◆ Task to carry out
Go through the entries below and pick out every line with "Northridge".

________________

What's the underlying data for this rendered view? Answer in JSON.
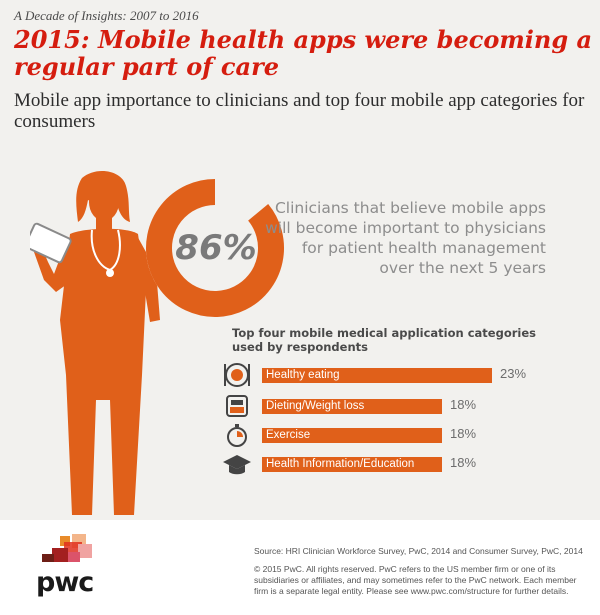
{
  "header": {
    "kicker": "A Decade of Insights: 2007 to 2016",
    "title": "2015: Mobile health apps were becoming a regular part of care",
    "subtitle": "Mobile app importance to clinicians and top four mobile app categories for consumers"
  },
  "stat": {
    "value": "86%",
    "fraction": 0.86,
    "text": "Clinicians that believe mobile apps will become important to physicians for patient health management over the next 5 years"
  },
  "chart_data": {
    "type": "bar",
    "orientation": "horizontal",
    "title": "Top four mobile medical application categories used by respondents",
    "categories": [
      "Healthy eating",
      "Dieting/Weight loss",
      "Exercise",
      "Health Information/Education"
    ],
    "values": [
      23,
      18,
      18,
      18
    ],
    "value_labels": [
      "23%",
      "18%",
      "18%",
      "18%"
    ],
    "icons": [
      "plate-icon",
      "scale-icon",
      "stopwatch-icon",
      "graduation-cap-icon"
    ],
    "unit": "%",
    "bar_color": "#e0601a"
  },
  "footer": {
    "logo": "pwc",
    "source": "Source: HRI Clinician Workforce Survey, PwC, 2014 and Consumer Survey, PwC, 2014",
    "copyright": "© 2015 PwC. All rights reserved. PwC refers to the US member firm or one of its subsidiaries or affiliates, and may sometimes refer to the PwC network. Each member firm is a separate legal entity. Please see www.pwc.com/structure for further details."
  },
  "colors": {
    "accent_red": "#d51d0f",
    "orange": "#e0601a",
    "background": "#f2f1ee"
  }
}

________________

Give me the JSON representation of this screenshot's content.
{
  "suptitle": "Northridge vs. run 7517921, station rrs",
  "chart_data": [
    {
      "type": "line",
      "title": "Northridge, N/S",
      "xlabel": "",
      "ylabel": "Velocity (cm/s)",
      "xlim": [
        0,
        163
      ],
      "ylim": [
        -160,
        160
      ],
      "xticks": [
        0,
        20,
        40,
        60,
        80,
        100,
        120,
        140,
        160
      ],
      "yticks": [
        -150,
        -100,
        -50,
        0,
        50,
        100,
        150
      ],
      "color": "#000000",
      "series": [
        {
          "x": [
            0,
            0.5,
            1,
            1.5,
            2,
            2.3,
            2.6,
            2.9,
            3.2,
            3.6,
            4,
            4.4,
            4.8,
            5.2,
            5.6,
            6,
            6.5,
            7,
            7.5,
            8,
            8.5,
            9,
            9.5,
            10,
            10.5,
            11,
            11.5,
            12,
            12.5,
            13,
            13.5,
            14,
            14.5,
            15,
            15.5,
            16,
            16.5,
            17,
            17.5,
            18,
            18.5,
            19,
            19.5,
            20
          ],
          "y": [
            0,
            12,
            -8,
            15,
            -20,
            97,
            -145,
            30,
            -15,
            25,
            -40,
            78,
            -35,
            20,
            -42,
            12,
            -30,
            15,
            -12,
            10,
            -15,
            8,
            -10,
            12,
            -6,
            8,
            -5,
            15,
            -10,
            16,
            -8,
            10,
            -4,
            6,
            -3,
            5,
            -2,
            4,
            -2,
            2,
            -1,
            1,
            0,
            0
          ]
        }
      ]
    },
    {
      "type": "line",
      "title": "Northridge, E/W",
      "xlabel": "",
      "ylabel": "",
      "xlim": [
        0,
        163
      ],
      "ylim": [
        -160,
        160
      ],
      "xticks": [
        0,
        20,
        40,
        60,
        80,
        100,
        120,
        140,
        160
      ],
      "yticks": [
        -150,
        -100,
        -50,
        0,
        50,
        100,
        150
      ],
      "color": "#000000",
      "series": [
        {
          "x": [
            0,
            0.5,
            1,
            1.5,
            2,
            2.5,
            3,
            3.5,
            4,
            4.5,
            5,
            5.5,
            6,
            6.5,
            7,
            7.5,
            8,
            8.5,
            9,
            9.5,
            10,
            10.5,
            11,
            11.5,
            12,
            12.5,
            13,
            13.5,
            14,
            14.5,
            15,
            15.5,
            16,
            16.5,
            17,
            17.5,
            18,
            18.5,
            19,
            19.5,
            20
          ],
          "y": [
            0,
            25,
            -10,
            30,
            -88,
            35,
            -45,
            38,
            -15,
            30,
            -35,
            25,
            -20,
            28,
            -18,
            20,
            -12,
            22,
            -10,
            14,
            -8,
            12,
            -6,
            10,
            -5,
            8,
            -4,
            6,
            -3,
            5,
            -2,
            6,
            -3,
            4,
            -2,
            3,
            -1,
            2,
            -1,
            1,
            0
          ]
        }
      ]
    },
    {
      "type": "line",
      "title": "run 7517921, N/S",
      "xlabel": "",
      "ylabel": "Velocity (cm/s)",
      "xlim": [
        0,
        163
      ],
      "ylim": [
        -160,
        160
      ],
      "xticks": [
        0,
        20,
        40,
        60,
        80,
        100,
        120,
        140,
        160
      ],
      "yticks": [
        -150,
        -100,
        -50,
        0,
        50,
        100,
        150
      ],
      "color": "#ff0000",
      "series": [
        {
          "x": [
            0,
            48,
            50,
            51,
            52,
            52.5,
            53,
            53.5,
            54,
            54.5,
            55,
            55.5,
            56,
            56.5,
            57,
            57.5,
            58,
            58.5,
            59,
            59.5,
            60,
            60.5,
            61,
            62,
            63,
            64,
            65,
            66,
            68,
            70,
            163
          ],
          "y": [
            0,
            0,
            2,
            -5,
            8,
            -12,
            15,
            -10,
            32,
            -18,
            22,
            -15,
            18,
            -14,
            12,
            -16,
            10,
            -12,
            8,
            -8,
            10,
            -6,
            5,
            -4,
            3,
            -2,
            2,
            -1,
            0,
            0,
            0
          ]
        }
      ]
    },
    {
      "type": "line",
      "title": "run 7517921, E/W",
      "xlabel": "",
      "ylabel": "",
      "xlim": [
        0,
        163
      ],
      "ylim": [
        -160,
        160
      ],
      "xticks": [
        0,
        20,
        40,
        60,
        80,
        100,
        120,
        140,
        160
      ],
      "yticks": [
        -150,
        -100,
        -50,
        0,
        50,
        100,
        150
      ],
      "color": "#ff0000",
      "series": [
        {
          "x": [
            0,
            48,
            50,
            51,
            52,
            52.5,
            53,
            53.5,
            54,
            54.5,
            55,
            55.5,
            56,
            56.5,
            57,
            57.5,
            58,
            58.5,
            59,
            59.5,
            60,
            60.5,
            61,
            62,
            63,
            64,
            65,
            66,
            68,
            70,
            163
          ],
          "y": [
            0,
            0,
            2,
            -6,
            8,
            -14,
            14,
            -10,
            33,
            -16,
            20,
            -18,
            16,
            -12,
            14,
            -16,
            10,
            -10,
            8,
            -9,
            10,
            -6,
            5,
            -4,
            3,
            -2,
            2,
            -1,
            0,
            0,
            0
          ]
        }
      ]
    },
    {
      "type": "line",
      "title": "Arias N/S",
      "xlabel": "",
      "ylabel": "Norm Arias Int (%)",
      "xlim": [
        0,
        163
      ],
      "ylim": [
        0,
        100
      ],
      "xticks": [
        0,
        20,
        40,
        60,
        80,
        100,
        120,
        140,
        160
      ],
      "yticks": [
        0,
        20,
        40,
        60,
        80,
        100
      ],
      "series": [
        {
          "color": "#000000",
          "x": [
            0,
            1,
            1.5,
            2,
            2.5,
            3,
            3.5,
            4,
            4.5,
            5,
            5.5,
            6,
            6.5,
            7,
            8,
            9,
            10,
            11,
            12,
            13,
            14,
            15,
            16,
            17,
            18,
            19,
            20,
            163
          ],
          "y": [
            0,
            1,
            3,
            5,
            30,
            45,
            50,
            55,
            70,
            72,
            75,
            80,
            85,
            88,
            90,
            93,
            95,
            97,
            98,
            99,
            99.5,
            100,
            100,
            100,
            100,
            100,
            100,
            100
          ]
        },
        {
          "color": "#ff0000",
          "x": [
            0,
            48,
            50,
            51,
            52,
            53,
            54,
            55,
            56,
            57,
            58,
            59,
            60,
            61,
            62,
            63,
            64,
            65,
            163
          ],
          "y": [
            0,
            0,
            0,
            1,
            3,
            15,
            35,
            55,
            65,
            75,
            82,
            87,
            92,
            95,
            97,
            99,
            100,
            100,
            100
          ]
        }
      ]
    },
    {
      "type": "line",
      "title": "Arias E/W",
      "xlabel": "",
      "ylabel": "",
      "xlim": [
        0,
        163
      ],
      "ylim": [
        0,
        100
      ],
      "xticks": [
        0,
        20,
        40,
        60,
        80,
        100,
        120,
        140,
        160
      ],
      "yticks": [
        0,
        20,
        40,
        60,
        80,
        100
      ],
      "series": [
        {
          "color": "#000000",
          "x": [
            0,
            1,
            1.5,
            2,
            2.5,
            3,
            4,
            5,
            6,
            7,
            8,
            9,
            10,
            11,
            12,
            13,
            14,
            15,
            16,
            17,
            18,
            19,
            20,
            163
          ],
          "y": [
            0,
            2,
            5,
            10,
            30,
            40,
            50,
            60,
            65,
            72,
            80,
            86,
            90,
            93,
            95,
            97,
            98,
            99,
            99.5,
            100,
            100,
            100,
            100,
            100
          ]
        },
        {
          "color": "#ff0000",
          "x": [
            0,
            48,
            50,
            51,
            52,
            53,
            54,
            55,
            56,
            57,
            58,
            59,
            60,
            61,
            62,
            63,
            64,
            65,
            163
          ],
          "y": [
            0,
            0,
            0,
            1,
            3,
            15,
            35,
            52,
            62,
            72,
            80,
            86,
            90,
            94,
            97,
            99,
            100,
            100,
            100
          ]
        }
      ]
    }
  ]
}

________________

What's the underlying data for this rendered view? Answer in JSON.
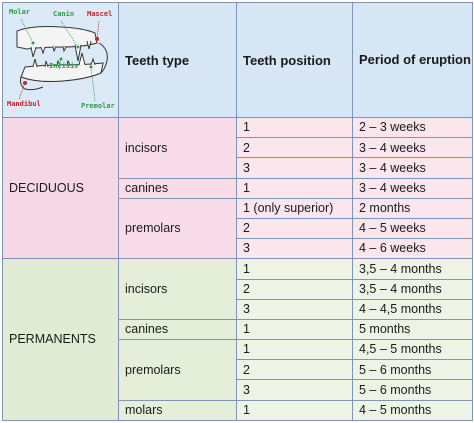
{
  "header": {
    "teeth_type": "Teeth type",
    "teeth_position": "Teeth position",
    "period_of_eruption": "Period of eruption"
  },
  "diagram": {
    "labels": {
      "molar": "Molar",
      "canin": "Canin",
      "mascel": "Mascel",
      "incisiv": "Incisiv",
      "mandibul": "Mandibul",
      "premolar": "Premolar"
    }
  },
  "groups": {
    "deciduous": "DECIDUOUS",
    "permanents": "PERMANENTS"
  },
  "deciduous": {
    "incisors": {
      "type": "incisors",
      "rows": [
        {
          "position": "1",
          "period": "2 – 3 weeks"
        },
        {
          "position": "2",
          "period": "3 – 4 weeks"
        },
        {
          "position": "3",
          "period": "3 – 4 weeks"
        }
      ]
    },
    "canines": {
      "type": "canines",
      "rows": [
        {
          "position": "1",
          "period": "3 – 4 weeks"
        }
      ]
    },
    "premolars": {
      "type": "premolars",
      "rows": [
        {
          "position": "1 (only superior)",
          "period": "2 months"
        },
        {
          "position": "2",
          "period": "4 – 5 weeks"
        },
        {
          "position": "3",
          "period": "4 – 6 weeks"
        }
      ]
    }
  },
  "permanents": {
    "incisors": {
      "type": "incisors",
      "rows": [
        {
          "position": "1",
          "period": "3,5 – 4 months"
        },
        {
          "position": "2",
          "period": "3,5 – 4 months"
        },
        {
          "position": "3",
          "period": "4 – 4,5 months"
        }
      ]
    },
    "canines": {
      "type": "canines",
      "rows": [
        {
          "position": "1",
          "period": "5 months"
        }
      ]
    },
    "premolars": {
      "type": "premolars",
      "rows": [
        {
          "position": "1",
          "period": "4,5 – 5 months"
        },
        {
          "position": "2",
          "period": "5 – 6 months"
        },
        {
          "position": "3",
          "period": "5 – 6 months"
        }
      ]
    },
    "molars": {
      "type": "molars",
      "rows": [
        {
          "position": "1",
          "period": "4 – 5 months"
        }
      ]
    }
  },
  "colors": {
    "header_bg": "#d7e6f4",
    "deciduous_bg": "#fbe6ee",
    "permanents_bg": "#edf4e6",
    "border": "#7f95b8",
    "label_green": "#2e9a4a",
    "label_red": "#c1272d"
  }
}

________________

◆ Written solution
  "suptitle": "Northridge vs. run 7517921, station rrs",
      "title": "Northridge, N/S",
      "title": "Northridge, E/W",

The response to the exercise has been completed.